* Instructions for the task *
Identify the lines that contain the word "villor" and copy each one.
* * *
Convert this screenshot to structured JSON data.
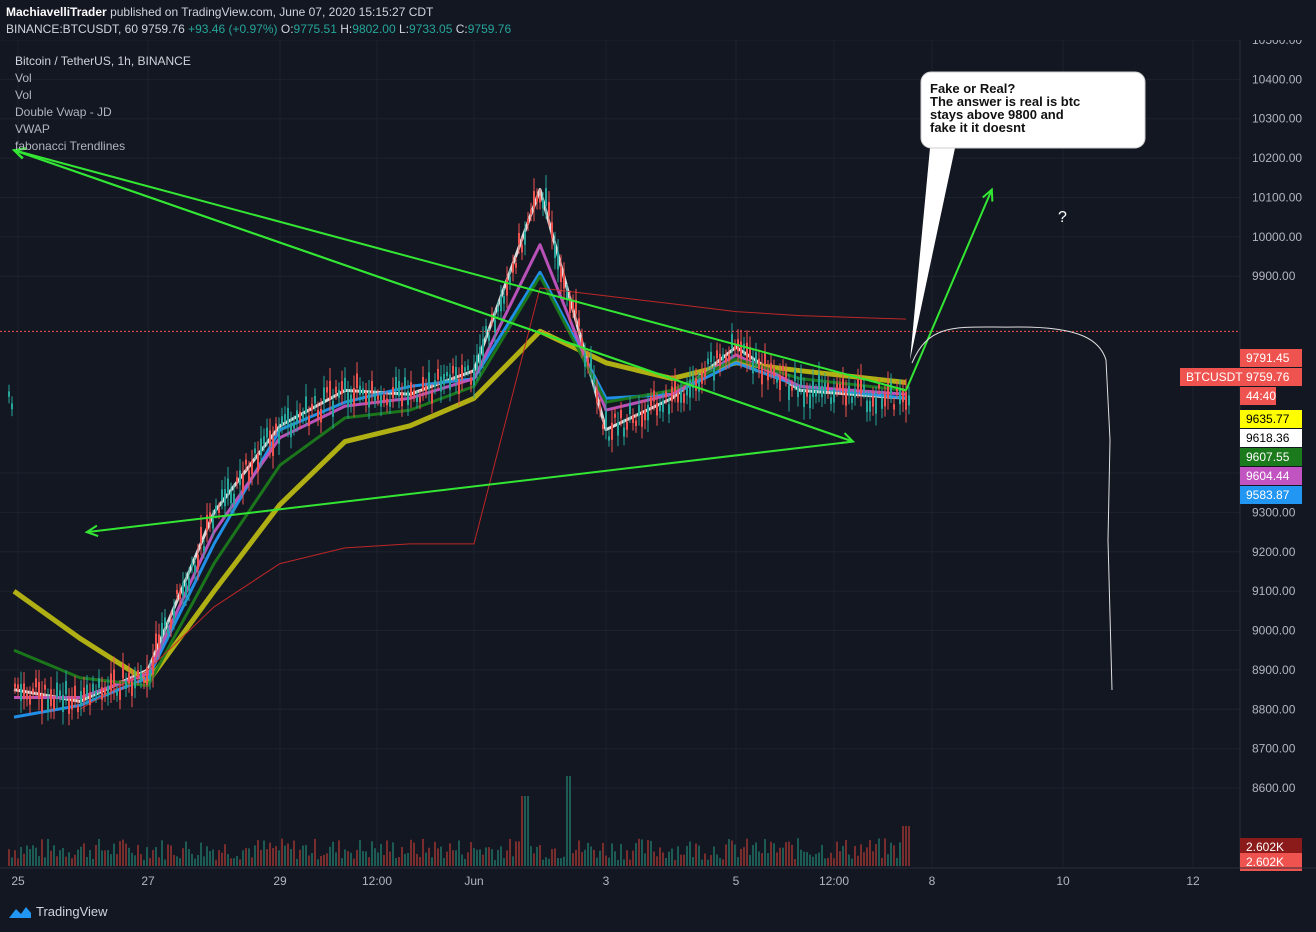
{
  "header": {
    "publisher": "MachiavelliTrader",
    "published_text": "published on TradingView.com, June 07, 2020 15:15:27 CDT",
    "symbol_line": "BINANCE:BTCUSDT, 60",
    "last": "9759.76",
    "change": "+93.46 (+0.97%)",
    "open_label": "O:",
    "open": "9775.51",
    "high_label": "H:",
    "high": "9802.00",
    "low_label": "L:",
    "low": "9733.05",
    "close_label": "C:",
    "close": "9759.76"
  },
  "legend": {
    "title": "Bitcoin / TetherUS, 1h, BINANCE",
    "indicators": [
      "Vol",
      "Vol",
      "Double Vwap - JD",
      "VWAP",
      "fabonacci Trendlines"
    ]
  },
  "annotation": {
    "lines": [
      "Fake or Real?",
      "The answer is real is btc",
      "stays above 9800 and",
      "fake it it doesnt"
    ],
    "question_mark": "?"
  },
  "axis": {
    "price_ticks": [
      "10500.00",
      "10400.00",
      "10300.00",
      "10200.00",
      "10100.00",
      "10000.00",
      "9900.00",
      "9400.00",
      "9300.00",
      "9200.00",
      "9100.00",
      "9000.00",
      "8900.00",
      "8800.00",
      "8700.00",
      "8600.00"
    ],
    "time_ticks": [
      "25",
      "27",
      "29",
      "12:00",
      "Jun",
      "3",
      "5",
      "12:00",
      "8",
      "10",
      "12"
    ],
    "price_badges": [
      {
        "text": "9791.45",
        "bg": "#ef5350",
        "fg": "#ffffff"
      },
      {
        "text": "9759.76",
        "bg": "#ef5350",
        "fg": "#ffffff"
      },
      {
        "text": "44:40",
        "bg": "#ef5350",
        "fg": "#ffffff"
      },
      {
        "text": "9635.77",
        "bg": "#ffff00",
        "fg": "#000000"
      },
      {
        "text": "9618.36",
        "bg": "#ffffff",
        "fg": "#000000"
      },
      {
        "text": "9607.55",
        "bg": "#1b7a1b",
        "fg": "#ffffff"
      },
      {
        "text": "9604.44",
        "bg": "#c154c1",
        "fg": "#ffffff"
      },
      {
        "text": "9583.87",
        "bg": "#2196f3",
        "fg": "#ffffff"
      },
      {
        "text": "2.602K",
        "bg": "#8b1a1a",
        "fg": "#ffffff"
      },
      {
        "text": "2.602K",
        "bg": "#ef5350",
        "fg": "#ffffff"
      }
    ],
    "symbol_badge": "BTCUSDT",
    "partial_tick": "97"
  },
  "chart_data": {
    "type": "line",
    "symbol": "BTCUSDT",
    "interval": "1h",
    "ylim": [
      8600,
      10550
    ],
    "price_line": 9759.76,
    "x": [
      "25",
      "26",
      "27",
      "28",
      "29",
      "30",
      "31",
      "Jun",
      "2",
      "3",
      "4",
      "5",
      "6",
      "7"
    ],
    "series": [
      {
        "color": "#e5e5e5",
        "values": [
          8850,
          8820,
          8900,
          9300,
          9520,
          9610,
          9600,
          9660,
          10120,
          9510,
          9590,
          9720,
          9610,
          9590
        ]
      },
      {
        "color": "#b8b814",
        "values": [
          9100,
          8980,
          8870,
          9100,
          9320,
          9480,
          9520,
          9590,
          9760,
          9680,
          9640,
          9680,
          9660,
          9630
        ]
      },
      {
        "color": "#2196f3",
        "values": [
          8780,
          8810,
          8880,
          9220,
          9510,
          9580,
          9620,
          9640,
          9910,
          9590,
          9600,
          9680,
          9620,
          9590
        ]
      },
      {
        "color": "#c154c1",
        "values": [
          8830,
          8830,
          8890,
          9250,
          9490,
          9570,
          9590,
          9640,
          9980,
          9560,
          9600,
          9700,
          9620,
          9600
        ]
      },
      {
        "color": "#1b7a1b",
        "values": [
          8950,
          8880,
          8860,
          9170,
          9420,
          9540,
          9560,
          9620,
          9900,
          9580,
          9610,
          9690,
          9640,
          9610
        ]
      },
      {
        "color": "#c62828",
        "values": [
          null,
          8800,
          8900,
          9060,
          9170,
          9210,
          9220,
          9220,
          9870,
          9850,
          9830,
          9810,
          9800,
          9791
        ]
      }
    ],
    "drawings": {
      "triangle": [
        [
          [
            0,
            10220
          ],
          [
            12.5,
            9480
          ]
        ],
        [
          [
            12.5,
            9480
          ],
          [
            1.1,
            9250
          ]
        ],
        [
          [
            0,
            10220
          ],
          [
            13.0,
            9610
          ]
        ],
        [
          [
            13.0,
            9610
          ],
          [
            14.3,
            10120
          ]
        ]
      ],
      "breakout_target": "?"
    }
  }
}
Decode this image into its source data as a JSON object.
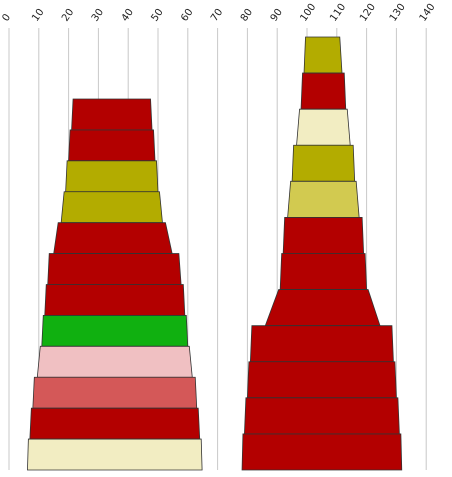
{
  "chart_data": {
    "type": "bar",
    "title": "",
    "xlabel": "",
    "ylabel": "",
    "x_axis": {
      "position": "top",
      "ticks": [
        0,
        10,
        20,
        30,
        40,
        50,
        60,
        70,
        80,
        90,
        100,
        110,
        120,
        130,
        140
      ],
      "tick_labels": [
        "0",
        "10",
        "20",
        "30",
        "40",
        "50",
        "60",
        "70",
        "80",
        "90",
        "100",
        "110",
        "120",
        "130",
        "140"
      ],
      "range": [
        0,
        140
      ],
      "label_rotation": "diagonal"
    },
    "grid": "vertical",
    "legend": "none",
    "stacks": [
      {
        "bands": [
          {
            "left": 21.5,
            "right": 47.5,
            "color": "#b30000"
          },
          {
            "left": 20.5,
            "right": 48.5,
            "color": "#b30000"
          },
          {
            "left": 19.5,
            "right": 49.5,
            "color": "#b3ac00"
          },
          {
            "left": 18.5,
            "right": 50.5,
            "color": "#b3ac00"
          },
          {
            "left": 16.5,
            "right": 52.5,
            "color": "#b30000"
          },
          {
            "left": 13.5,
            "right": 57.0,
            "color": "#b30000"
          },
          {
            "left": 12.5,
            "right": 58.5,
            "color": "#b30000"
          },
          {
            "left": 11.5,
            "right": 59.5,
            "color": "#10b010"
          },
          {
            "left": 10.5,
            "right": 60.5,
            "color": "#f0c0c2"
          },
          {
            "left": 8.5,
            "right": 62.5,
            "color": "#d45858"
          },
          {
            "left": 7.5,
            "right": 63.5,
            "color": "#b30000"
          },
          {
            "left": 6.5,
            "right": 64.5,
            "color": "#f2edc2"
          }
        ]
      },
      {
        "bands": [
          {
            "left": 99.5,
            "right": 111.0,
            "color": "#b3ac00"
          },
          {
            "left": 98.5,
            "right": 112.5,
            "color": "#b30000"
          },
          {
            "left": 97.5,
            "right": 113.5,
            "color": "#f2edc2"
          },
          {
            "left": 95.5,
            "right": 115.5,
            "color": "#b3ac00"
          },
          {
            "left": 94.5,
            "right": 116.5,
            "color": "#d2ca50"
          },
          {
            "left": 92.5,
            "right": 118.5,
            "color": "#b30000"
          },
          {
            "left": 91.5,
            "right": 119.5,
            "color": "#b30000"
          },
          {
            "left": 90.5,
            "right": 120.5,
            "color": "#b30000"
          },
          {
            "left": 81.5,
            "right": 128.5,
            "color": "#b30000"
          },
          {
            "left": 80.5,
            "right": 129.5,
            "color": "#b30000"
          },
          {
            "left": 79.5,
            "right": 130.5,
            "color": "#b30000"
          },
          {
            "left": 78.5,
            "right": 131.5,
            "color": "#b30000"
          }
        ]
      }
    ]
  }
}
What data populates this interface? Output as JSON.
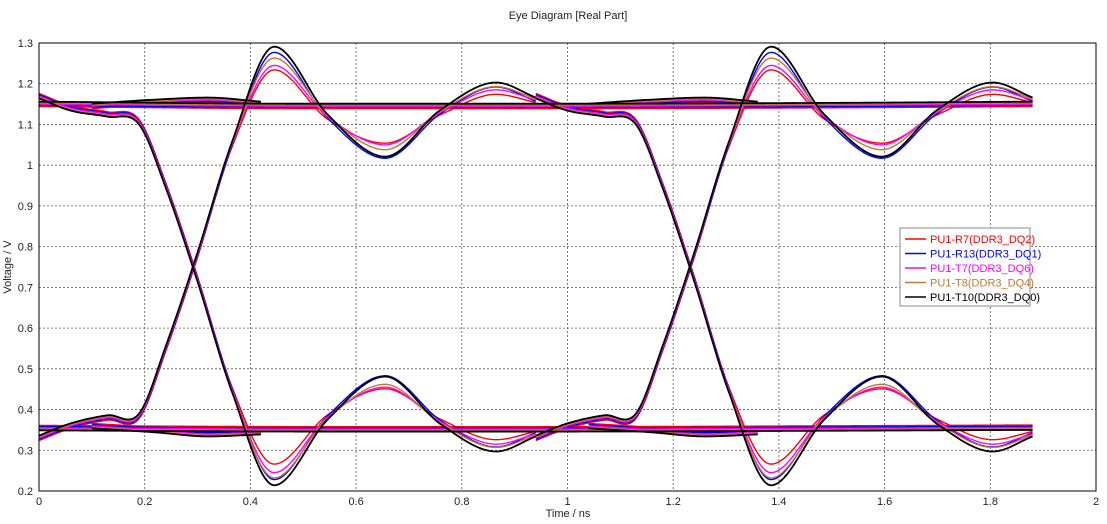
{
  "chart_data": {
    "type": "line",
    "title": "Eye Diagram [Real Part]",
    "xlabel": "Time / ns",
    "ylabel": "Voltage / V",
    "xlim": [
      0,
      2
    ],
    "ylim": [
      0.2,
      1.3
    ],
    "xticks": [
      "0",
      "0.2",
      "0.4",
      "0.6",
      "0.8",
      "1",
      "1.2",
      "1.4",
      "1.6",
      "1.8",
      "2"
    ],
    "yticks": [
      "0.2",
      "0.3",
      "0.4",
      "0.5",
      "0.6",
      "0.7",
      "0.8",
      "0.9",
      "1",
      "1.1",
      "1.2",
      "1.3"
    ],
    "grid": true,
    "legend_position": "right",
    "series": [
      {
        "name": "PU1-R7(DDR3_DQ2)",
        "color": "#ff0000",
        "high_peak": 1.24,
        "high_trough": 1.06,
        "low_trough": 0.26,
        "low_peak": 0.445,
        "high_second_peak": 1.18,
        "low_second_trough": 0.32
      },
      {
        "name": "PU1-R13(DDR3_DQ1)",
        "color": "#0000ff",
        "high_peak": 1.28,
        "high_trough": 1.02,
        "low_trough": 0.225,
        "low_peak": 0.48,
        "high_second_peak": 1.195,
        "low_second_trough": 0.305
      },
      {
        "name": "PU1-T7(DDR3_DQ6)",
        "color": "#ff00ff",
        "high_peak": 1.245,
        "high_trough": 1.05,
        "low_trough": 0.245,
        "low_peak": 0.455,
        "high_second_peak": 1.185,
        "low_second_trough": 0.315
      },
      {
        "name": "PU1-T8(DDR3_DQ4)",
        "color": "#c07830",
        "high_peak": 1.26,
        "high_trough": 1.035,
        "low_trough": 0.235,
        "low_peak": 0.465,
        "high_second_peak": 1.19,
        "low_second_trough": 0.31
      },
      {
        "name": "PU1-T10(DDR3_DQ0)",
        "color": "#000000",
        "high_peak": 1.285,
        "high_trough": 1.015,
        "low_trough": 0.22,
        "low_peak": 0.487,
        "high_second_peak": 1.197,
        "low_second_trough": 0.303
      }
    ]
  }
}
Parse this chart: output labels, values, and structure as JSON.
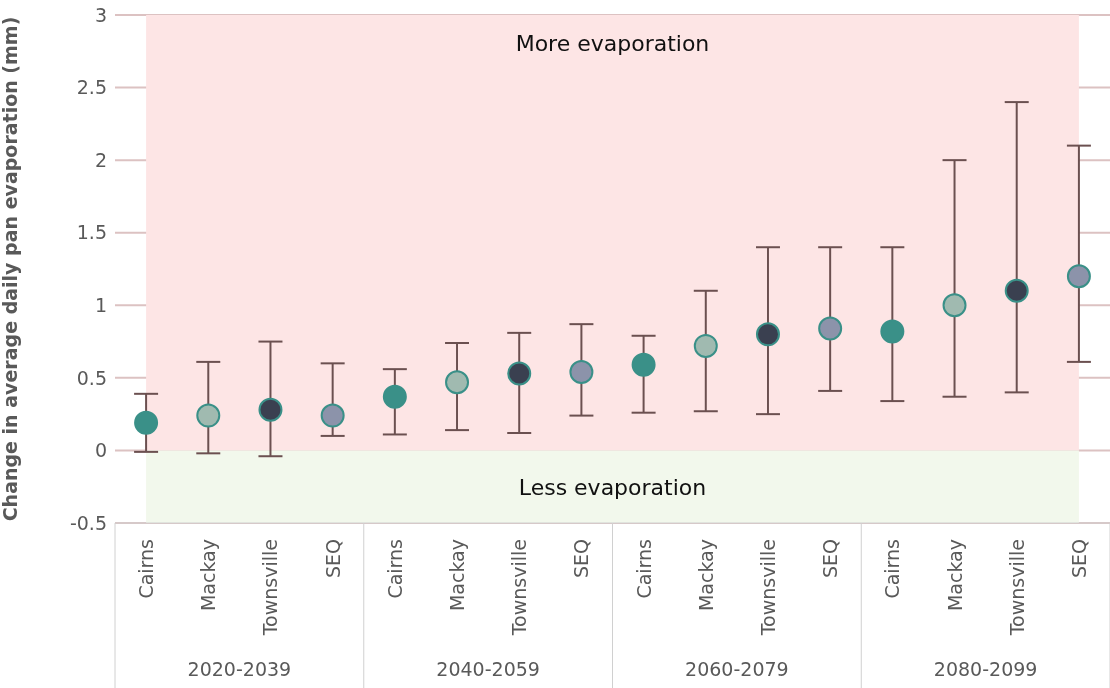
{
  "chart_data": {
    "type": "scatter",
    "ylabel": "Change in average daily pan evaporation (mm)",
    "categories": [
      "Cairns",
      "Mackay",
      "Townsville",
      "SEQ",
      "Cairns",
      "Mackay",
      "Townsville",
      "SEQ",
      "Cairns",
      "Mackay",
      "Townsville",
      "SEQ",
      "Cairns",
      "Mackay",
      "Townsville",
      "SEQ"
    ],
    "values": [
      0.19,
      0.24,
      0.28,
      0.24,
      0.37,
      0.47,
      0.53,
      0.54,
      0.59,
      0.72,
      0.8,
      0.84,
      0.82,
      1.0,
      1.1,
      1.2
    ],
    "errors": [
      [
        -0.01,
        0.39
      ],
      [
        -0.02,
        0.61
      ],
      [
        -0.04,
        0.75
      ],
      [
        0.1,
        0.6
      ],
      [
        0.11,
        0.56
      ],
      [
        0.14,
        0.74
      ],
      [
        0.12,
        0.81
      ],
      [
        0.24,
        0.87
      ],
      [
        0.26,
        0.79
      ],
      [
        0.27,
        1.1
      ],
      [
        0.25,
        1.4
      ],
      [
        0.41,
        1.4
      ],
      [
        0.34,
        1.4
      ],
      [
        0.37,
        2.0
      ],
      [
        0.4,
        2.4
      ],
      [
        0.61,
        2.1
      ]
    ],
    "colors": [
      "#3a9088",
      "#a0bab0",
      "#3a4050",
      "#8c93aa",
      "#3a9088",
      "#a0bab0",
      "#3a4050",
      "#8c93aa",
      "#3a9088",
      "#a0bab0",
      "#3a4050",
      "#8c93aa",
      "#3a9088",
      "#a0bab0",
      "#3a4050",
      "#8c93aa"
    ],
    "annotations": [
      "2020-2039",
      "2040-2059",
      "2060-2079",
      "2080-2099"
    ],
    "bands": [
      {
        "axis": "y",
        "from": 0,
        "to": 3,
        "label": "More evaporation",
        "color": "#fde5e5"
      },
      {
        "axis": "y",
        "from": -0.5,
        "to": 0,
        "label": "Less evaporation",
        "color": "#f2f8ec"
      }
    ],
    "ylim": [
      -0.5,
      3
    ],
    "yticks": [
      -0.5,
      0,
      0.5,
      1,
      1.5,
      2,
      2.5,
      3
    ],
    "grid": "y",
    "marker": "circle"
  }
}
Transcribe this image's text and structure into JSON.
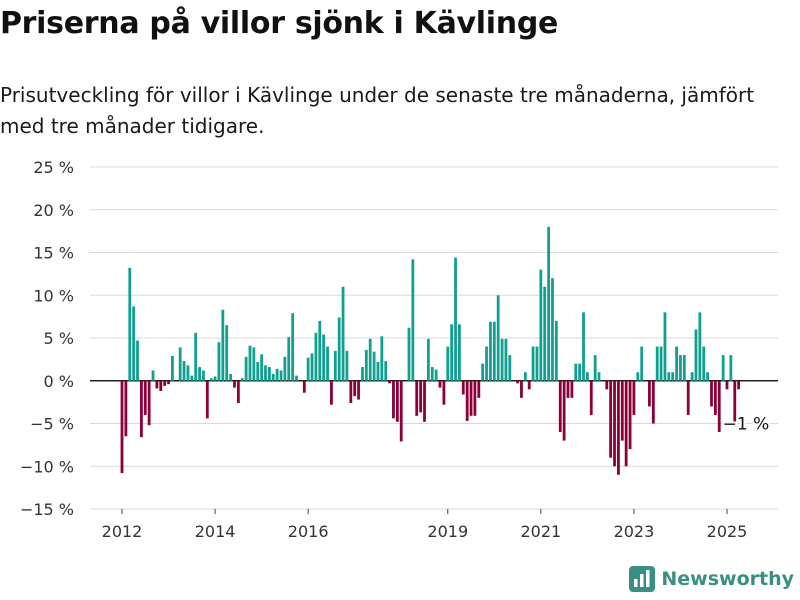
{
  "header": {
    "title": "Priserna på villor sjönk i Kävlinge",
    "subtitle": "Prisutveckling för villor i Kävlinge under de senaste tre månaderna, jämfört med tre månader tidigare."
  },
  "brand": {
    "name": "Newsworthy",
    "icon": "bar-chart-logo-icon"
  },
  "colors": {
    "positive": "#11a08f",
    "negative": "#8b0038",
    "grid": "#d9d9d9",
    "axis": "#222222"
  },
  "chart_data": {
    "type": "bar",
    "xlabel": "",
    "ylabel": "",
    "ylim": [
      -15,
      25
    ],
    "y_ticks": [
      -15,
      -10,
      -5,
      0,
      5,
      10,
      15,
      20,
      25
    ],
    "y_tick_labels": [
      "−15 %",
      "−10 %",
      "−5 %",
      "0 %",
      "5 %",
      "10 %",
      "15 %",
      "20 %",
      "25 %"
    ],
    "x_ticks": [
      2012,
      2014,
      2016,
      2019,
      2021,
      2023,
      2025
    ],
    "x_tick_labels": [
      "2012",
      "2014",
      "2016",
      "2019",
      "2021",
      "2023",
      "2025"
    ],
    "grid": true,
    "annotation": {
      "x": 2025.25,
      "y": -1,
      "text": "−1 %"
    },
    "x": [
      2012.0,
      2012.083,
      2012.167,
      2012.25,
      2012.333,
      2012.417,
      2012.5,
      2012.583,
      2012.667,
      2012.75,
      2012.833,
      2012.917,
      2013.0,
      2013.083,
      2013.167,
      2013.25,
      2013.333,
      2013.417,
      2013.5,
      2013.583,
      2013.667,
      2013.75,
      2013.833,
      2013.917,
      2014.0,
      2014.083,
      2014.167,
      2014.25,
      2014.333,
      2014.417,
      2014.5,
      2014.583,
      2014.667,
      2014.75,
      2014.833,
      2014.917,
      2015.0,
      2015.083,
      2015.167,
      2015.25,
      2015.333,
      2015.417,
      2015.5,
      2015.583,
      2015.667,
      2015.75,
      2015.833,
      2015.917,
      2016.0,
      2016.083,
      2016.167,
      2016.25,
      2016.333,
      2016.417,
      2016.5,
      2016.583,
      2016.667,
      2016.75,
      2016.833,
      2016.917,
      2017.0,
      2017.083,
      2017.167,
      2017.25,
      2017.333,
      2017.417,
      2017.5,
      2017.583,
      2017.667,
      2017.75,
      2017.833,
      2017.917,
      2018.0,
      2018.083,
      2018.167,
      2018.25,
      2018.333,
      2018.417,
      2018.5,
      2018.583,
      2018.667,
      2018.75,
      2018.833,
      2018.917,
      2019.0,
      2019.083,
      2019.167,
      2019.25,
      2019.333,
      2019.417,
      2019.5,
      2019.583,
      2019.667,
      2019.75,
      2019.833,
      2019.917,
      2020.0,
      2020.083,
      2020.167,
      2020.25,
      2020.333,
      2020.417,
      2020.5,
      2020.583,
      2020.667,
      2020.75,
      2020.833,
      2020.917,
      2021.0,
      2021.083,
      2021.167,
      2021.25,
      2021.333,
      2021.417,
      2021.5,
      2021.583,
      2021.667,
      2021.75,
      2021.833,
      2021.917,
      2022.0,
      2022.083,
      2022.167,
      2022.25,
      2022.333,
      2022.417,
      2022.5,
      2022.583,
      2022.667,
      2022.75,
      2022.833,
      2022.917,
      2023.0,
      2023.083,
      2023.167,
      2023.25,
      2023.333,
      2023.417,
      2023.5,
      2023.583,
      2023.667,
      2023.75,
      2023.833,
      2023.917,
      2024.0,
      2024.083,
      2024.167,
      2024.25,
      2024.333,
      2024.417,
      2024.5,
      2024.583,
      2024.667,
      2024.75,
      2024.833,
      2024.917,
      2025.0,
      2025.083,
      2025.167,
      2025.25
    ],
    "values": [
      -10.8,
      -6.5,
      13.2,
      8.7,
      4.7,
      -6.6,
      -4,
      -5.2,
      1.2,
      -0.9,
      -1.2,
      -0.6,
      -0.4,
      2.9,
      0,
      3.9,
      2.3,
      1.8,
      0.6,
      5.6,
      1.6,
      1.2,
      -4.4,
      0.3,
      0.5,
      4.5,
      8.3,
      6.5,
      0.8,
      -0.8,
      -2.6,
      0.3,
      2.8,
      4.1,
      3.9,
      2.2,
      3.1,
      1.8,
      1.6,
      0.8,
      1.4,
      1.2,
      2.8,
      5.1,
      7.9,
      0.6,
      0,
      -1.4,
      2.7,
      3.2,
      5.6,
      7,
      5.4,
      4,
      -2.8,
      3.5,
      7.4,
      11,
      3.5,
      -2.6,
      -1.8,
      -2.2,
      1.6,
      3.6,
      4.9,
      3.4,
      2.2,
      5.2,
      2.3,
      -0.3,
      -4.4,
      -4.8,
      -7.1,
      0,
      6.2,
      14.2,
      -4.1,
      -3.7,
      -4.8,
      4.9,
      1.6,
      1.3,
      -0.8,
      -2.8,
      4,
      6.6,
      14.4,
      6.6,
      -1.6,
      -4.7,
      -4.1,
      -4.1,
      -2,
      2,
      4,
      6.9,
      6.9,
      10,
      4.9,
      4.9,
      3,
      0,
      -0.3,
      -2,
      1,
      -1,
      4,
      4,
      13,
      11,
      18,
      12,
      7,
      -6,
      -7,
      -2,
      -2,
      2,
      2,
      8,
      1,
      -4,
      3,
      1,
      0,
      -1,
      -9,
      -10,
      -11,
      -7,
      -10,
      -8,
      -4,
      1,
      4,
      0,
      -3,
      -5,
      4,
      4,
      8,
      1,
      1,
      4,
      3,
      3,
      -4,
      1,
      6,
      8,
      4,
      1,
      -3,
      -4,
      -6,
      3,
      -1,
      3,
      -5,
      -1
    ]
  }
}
* * *
* Task answer *
    "title": "Priserna på villor sjönk i Kävlinge",
    "subtitle": "Prisutveckling för villor i Kävlinge under de senaste tre månaderna, jämfört med tre månader tidigare."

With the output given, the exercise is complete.